▶ _TEXT PASSAGE_
# Ok ten times smaller but check it out.



## gordini (Jan 12, 2012)

I wonder how you can build something like this.

http://www.c-modell.de/presse.html

Thomas


----------



## Greg Elmassian (Jan 3, 2008)

That is actually easy, I model in Z scale, you can buy sectional track off the shelf, just make the supports. Looks solar powered. 

Greg


----------



## BigRedOne (Dec 13, 2012)

Well, first you need very tiny trains. (Gold-plated tiny trains are probably optional.) 

Then you need really sharp, beedy eyes to see the tiny trains. And a magnifying glass - even if you have really sharp eyes. 

And an itty-bitty screwdriver ... and the patience of a saint to fetch those itty-biity screws a dozen times each, so you can screw the whole thing up (oops, together.) 

Last but not least, the earth to turn such that your longitude is presented to the sun. 

Lovely concept - now who wants to make one in a 20' radius with enough locomotives to tug 40 cars up, and down, up, and down, up, and down, up, and down ...


----------



## John J (Dec 29, 2007)

There was a guy who use to come to the train shows That had a something like that in G scale......He ran Eggliners on it. There were two....They would run to the top then back to the bottom.... JJ


----------



## Randy Stone (Jan 2, 2008)

Talk about running in circles.


----------

▶ _REQUIRED TASK_
Edit the forum thread from "## Greg Elmassian" to "(Dec 13, 2012)" by replacing "sectional track" with "flex track", and give that span back.

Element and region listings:
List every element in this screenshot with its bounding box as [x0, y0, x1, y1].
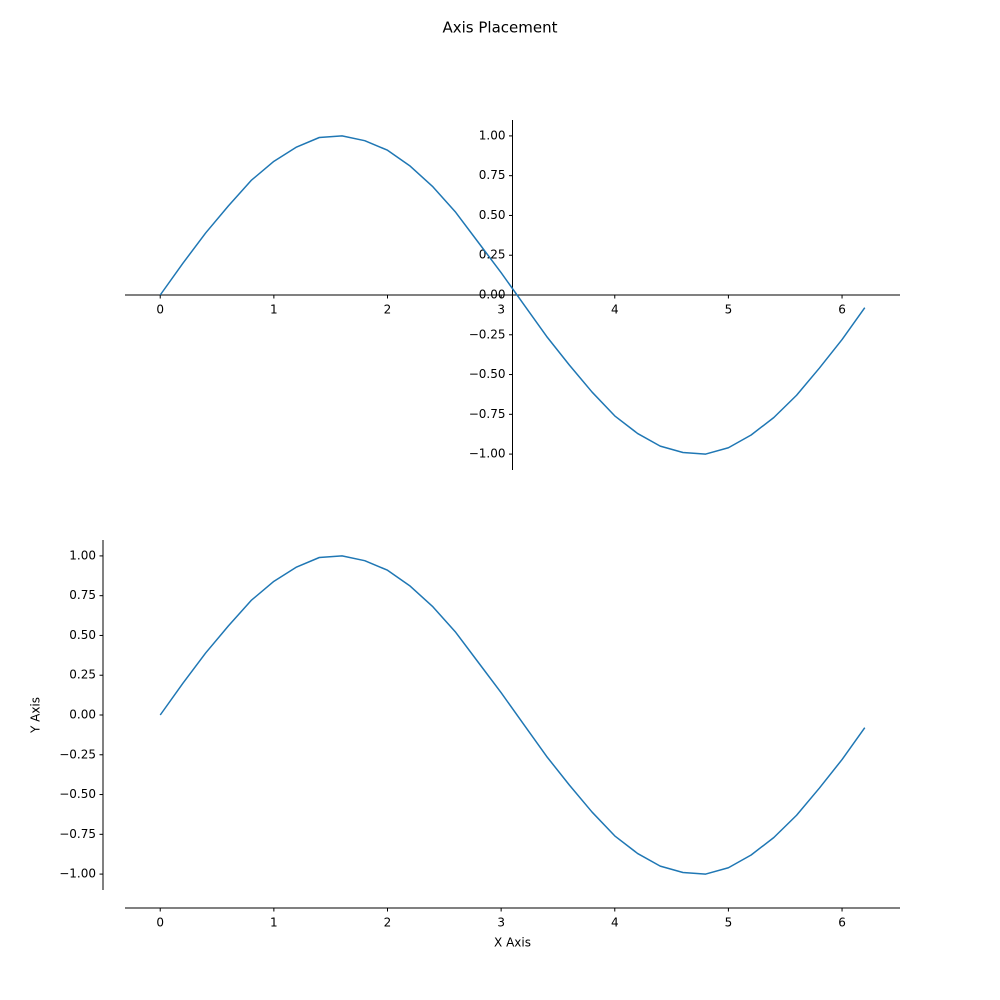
data-line	[159, 555, 866, 875]
x-tick-label: 2	[384, 303, 392, 317]
x-axis-label: X Axis	[494, 936, 531, 950]
y-tick-label: 0.25	[69, 668, 96, 682]
y-tick-label: −0.50	[469, 367, 506, 381]
y-tick-label: 1.00	[69, 548, 96, 562]
x-tick-label: 1	[270, 916, 278, 930]
x-tick-label: 2	[384, 916, 392, 930]
x-tick-label: 3	[497, 916, 505, 930]
y-tick-label: −0.75	[59, 827, 96, 841]
y-axis-label: Y Axis	[29, 697, 43, 734]
y-tick-label: 0.00	[479, 288, 506, 302]
y-tick-label: 0.50	[69, 628, 96, 642]
y-tick-label: 0.75	[479, 168, 506, 182]
y-tick-label: −0.25	[469, 327, 506, 341]
x-tick-label: 0	[156, 303, 164, 317]
y-tick-label: −0.75	[469, 407, 506, 421]
y-tick-label: 0.00	[69, 708, 96, 722]
data-line	[159, 135, 866, 455]
x-tick-label: 3	[497, 303, 505, 317]
y-tick-label: 0.75	[69, 588, 96, 602]
y-tick-label: −1.00	[59, 867, 96, 881]
x-tick-label: 0	[156, 916, 164, 930]
y-tick-label: −1.00	[469, 447, 506, 461]
x-tick-label: 6	[838, 303, 846, 317]
x-tick-label: 4	[611, 916, 619, 930]
y-tick-label: −0.25	[59, 747, 96, 761]
y-tick-label: 0.50	[479, 208, 506, 222]
x-tick-label: 5	[725, 916, 733, 930]
x-tick-label: 6	[838, 916, 846, 930]
figure-title: Axis Placement	[443, 19, 558, 37]
y-tick-label: 1.00	[479, 128, 506, 142]
x-tick-label: 5	[725, 303, 733, 317]
y-tick-label: −0.50	[59, 787, 96, 801]
x-tick-label: 1	[270, 303, 278, 317]
x-tick-label: 4	[611, 303, 619, 317]
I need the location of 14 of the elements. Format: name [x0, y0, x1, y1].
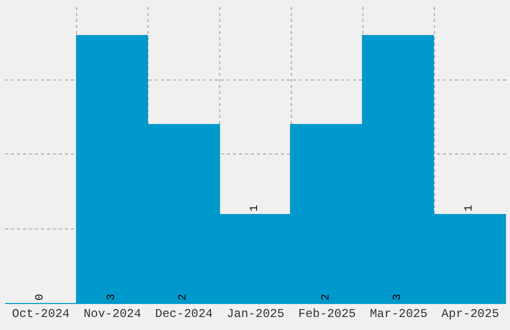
x-tick-label: Apr-2025 [441, 307, 500, 321]
data-label: 1 [464, 204, 476, 212]
data-label: 1 [249, 204, 261, 212]
x-tick-label: Feb-2025 [298, 307, 356, 321]
data-label: 3 [106, 294, 118, 300]
x-tick-label: Jan-2025 [226, 307, 284, 321]
data-label: 3 [392, 294, 404, 300]
data-label: 2 [320, 294, 332, 300]
x-tick-label: Oct-2024 [12, 307, 70, 321]
x-tick-label: Dec-2024 [155, 307, 213, 321]
x-tick-label: Nov-2024 [84, 307, 142, 321]
data-label: 0 [34, 294, 46, 300]
data-label: 2 [178, 294, 190, 300]
x-tick-label: Mar-2025 [370, 307, 428, 321]
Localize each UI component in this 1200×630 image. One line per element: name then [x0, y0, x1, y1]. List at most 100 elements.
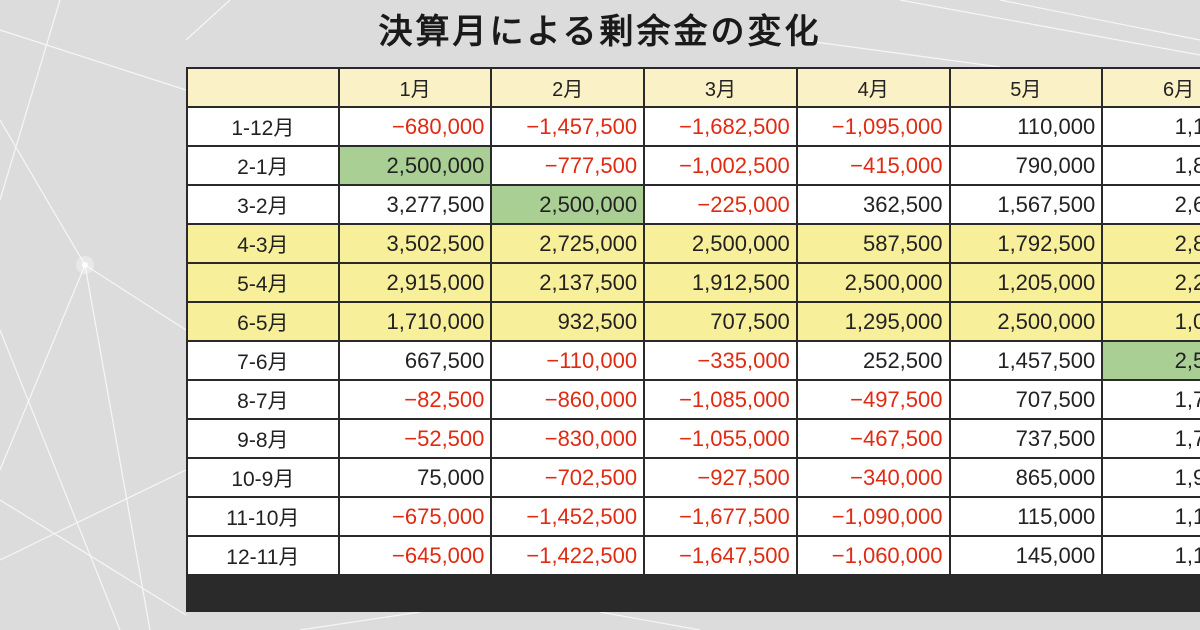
value-cell: −860,000 [492, 381, 644, 418]
value-cell: 790,000 [950, 147, 1102, 184]
value-cell: −110,000 [492, 342, 644, 379]
value-cell: −1,060,000 [797, 537, 949, 574]
row-label-cell: 5-4月 [188, 264, 338, 301]
value-cell: −1,002,500 [645, 147, 796, 184]
value-cell: 362,500 [797, 186, 949, 223]
value-cell: −52,500 [339, 420, 491, 457]
value-cell: 2,137,500 [492, 264, 644, 301]
row-label-cell: 9-8月 [188, 420, 338, 457]
table-row: 3-2月 3,277,500 2,500,000 −225,000 362,500 1,5… [188, 186, 1200, 223]
value-cell: 1,792,500 [950, 225, 1102, 262]
value-cell: −645,000 [339, 537, 491, 574]
table-row: 9-8月 −52,500 −830,000 −1,055,000 −467,500 737… [188, 420, 1200, 457]
value-cell: 2,915,000 [339, 264, 491, 301]
header-corner-cell [188, 69, 338, 106]
row-label-cell: 12-11月 [188, 537, 338, 574]
value-cell: 75,000 [339, 459, 491, 496]
table-row: 10-9月 75,000 −702,500 −927,500 −340,000 865,0… [188, 459, 1200, 496]
value-cell: −1,452,500 [492, 498, 644, 535]
row-label-cell: 8-7月 [188, 381, 338, 418]
table-row: 12-11月 −645,000 −1,422,500 −1,647,500 −1,060… [188, 537, 1200, 574]
column-header-1: 1月 [339, 69, 491, 106]
value-cell: 1,157,5 [1103, 498, 1200, 535]
row-label-cell: 3-2月 [188, 186, 338, 223]
value-cell: 252,500 [797, 342, 949, 379]
value-cell: −225,000 [645, 186, 796, 223]
page-title: 決算月による剰余金の変化 [378, 12, 822, 52]
value-cell: 1,205,000 [950, 264, 1102, 301]
column-header-3: 3月 [645, 69, 796, 106]
table-row: 6-5月 1,710,000 932,500 707,500 1,295,000 2,50… [188, 303, 1200, 340]
value-cell: 1,780,0 [1103, 420, 1200, 457]
value-cell: −467,500 [797, 420, 949, 457]
row-label-cell: 1-12月 [188, 108, 338, 145]
value-cell: 145,000 [950, 537, 1102, 574]
row-label-cell: 2-1月 [188, 147, 338, 184]
value-cell: −415,000 [797, 147, 949, 184]
value-cell: 2,500,000 [492, 186, 644, 223]
row-label-cell: 10-9月 [188, 459, 338, 496]
column-header-6: 6月 [1103, 69, 1200, 106]
value-cell: −702,500 [492, 459, 644, 496]
value-cell: 2,610,0 [1103, 186, 1200, 223]
value-cell: 1,042,5 [1103, 303, 1200, 340]
value-cell: 737,500 [950, 420, 1102, 457]
column-header-4: 4月 [797, 69, 949, 106]
value-cell: −680,000 [339, 108, 491, 145]
value-cell: −1,457,500 [492, 108, 644, 145]
table-row: 4-3月 3,502,500 2,725,000 2,500,000 587,500 1,… [188, 225, 1200, 262]
value-cell: −497,500 [797, 381, 949, 418]
table-row: 1-12月 −680,000 −1,457,500 −1,682,500 −1,095,… [188, 108, 1200, 145]
value-cell: 1,710,000 [339, 303, 491, 340]
table-row: 7-6月 667,500 −110,000 −335,000 252,500 1,457,… [188, 342, 1200, 379]
value-cell: 1,912,500 [645, 264, 796, 301]
row-label-cell: 4-3月 [188, 225, 338, 262]
value-cell: 1,295,000 [797, 303, 949, 340]
value-cell: 2,247,5 [1103, 264, 1200, 301]
value-cell: 2,835,0 [1103, 225, 1200, 262]
table-row: 5-4月 2,915,000 2,137,500 1,912,500 2,500,000… [188, 264, 1200, 301]
row-label-cell: 6-5月 [188, 303, 338, 340]
value-cell: −1,677,500 [645, 498, 796, 535]
header-row: 1月 2月 3月 4月 5月 6月 [188, 69, 1200, 106]
table-row: 11-10月 −675,000 −1,452,500 −1,677,500 −1,090… [188, 498, 1200, 535]
value-cell: −1,647,500 [645, 537, 796, 574]
value-cell: −1,085,000 [645, 381, 796, 418]
table-container: 1月 2月 3月 4月 5月 6月 1-12月 −680,000 −1,457,50… [186, 67, 1200, 612]
value-cell: −777,500 [492, 147, 644, 184]
value-cell: 1,567,500 [950, 186, 1102, 223]
surplus-table: 1月 2月 3月 4月 5月 6月 1-12月 −680,000 −1,457,50… [186, 67, 1200, 576]
value-cell: 667,500 [339, 342, 491, 379]
value-cell: −1,090,000 [797, 498, 949, 535]
value-cell: 115,000 [950, 498, 1102, 535]
row-label-cell: 7-6月 [188, 342, 338, 379]
value-cell: 865,000 [950, 459, 1102, 496]
value-cell: −335,000 [645, 342, 796, 379]
column-header-2: 2月 [492, 69, 644, 106]
value-cell: 587,500 [797, 225, 949, 262]
value-cell: 1,750,0 [1103, 381, 1200, 418]
value-cell: 1,907,5 [1103, 459, 1200, 496]
value-cell: −927,500 [645, 459, 796, 496]
value-cell: −1,682,500 [645, 108, 796, 145]
value-cell: 2,500,000 [645, 225, 796, 262]
value-cell: 1,457,500 [950, 342, 1102, 379]
value-cell: −830,000 [492, 420, 644, 457]
value-cell: 2,500,000 [950, 303, 1102, 340]
value-cell: 1,187,5 [1103, 537, 1200, 574]
value-cell: 2,500,0 [1103, 342, 1200, 379]
value-cell: 932,500 [492, 303, 644, 340]
value-cell: −82,500 [339, 381, 491, 418]
value-cell: 2,500,000 [797, 264, 949, 301]
value-cell: 2,725,000 [492, 225, 644, 262]
value-cell: −1,095,000 [797, 108, 949, 145]
column-header-5: 5月 [950, 69, 1102, 106]
value-cell: 1,152,5 [1103, 108, 1200, 145]
value-cell: 2,500,000 [339, 147, 491, 184]
value-cell: 3,502,500 [339, 225, 491, 262]
table-row: 8-7月 −82,500 −860,000 −1,085,000 −497,500 707… [188, 381, 1200, 418]
value-cell: −340,000 [797, 459, 949, 496]
value-cell: 707,500 [645, 303, 796, 340]
table-row: 2-1月 2,500,000 −777,500 −1,002,500 −415,000 7… [188, 147, 1200, 184]
value-cell: −675,000 [339, 498, 491, 535]
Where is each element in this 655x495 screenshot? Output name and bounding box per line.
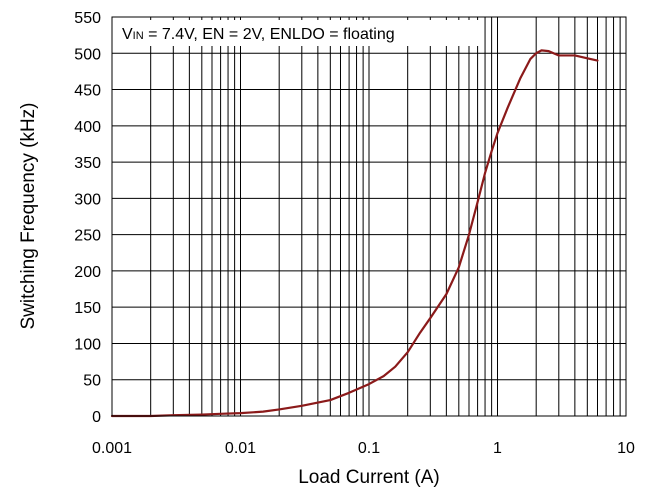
annotation-background	[118, 20, 482, 46]
annotation-rest: = 7.4V, EN = 2V, ENLDO = floating	[144, 26, 395, 43]
y-tick-label: 200	[74, 264, 101, 281]
y-tick-label: 400	[74, 119, 101, 136]
y-tick-label: 350	[74, 155, 101, 172]
x-tick-label: 0.01	[225, 440, 256, 457]
x-tick-labels: 0.001 0.01 0.1 1 10	[92, 440, 635, 457]
y-tick-label: 550	[74, 10, 101, 27]
y-tick-label: 250	[74, 228, 101, 245]
x-tick-label: 0.1	[358, 440, 380, 457]
y-tick-labels: 0 50 100 150 200 250 300 350 400 450 500 550	[74, 10, 101, 426]
y-tick-label: 150	[74, 300, 101, 317]
x-tick-label: 0.001	[92, 440, 132, 457]
plot-frame	[111, 16, 627, 417]
annotation-v: V	[122, 26, 133, 43]
y-tick-label: 50	[83, 373, 101, 390]
conditions-annotation: VIN = 7.4V, EN = 2V, ENLDO = floating	[118, 20, 482, 46]
x-tick-label: 1	[493, 440, 502, 457]
grid-lines	[112, 16, 626, 417]
y-tick-label: 500	[74, 46, 101, 63]
y-tick-label: 0	[92, 409, 101, 426]
y-axis-label: Switching Frequency (kHz)	[18, 102, 39, 329]
y-tick-label: 100	[74, 336, 101, 353]
annotation-text: VIN = 7.4V, EN = 2V, ENLDO = floating	[122, 26, 395, 43]
x-axis-label: Load Current (A)	[298, 467, 440, 488]
y-tick-label: 450	[74, 83, 101, 100]
series-line	[110, 49, 599, 418]
annotation-v-subscript: IN	[133, 30, 144, 42]
x-tick-label: 10	[617, 440, 635, 457]
y-tick-label: 300	[74, 191, 101, 208]
series-lines	[110, 49, 599, 418]
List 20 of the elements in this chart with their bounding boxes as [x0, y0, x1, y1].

▶ _FINISHED ANSWER_
## Greg Elmassian (Jan 3, 2008)

That is actually easy, I model in Z scale, you can buy flex track off the shelf, just make the supports. Looks solar powered. 

Greg


----------



## BigRedOne (Dec 13, 2012)